## Goal of the exercise
Using the records below, please work out how many lines contain "Mundial"; answer with the number alone.

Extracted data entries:
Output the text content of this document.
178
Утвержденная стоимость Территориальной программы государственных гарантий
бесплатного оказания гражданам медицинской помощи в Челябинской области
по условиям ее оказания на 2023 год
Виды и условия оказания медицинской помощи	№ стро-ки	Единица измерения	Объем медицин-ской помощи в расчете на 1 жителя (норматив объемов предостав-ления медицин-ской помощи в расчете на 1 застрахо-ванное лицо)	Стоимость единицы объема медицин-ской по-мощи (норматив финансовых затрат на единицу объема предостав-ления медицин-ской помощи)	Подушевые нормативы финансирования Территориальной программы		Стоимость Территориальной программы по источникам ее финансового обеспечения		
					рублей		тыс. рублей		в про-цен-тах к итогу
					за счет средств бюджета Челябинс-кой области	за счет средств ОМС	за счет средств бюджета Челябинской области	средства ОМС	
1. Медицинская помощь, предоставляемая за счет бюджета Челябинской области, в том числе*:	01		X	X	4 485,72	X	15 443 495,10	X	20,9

---

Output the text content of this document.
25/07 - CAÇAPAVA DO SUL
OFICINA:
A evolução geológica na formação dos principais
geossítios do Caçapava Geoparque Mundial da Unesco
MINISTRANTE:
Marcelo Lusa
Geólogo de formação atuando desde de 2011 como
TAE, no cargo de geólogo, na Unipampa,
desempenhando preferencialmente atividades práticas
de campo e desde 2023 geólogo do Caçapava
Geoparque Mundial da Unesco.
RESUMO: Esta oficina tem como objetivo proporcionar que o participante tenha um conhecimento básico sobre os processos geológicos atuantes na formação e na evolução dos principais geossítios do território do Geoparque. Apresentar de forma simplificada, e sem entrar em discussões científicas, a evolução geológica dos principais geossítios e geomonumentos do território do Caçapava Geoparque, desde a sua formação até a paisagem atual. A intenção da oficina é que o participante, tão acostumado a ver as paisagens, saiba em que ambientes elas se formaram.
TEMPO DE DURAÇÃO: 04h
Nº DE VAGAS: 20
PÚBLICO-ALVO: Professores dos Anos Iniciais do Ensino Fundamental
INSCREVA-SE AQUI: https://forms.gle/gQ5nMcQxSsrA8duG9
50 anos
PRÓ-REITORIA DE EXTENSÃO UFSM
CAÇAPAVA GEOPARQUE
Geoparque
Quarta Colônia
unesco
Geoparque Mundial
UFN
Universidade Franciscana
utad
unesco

## The result
3